| Written exercise 1 |
Summarize the forum thread about island visits in two sentences.
| Written exercise 2 |
In the forum thread about island visits, which item does Roscoe craft after Melba finishes?
| Written exercise 3 |
Carry the forum thread about island visits forward from its final line.

| Source text |
--- --- ---
# Closed, Thanks!



## Darkwing (Apr 20, 2020)

Done for the night, thanks friends!!


----------



## Feather Orb (Apr 20, 2020)

I'd like to visit!

Edit: Thank you! Great stuff in the tailor shop and I bought a picnic basket from Nook's!


----------



## MarzipanDragyn (Apr 20, 2020)

Darkwing said:


> Hello! My island has some cool stuff available right now, so I’ll be opening my gates!
> 
> *Rules:*
> - Do not run through my flowers or pick them!
> ...


Hello! I'm Mari!
If Melba is still at work, I'd love to swing by!


----------



## macosta (Apr 20, 2020)

ill like to visit


----------



## Darkwing (Apr 20, 2020)

MarzipanDragyn said:


> Hello! I'm Mari!
> If Melba is still at work, I'd love to swing by!





macosta said:


> ill like to visit


Hi friends, Melba actually finished crafting, but I now have Roscoe crafting the Infused Water Dispenser! If you’re interested in coming by for that, you two can send me a PM and I’ll give you a Dodo Code, thanks!  ☺


----------



## Fmarulz (Apr 20, 2020)

love to come


----------



## shasha (Apr 20, 2020)
--- --- ---
| Material provided |
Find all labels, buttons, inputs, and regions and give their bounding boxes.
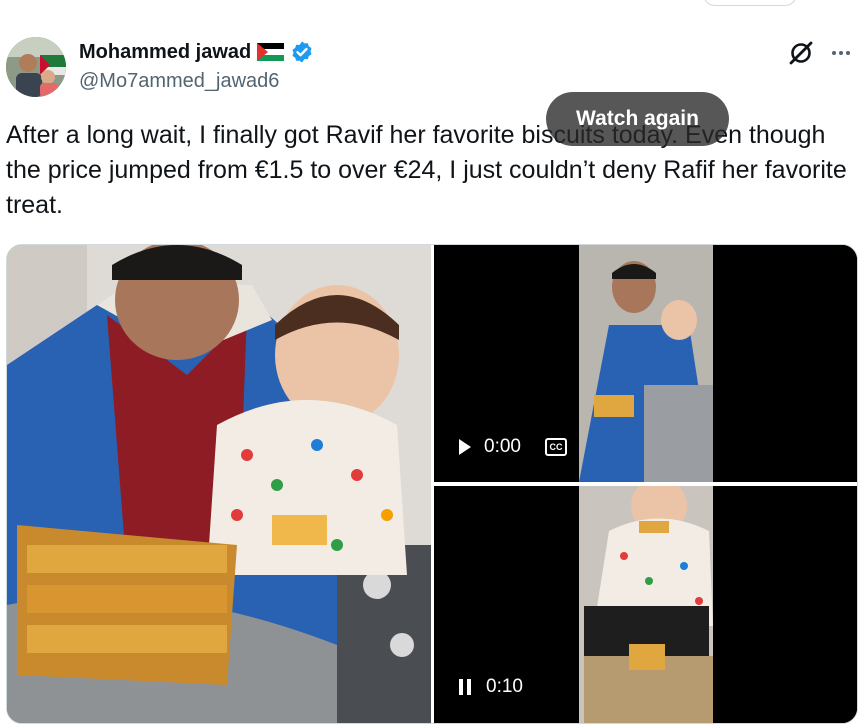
--- --- ---
| Final result 1 |
Darkwing opened the island's gates, set rules such as not running through or picking the flowers, and several users asked to visit. Darkwing replied that Melba had finished crafting but Roscoe was now crafting the Infused Water Dispenser, offered a Dodo Code by PM, and later closed for the night.

| Final result 2 |
The Infused Water Dispenser.

| Final result 3 |
I'd love to come when there's space! My ign is Sha


----------



## Jenny_ysy (Apr 20, 2020)

I'd love to come! Just PM'd you.


----------



## Shylime (Apr 20, 2020)

Love to stop by! In game name is Zen! :>


----------



## jynxy87 (Apr 20, 2020)

I would love to visit roscoe if I could!!


----------



## stargurg (Apr 20, 2020)

could i visit as well if they are still crafting? c:


----------



## Sicariana (Apr 20, 2020)

I'd like to visit as well. IGN: Emily


----------



## frogjail (Apr 20, 2020)

i'd love to visit!!! ign: holly


----------



## elphieluvr (Apr 20, 2020)

I would love to come by if he’s still crafting. Name is Leila from Arendelle


----------



## SensaiGallade (Apr 20, 2020)

May I visit please? IGN is Aaron!


----------



## GumbleGoopus (Apr 20, 2020)

Can I come? My IGN is Gummy!


----------



## DarkMyst (Apr 20, 2020)

I'd love to come if possible, IGN is Sou!


----------



## s i r e n t i c (Apr 20, 2020)

I’d love to stop by the Able sisters if you’re still open 
My IGN is Anna


----------



## Fudgybutt (Apr 20, 2020)

Georgia from Sandisk


----------



## amylase (Apr 20, 2020)

Hiya, I'd love to stop by. Amylase from Moonlight


----------



## bren (Apr 20, 2020)

Darkwing said:


> Hello! My island has some cool stuff available right now, so I’ll be opening my gates!
> 
> *Rules:*
> - Do not run through my flowers or pick them!
> ...



hii may i visit?


----------



## Cnydaquil (Apr 20, 2020)

hey dark! im heading over!


----------



## adriennekim (Apr 20, 2020)

Can I come over


----------



## Ichigo. (Apr 20, 2020)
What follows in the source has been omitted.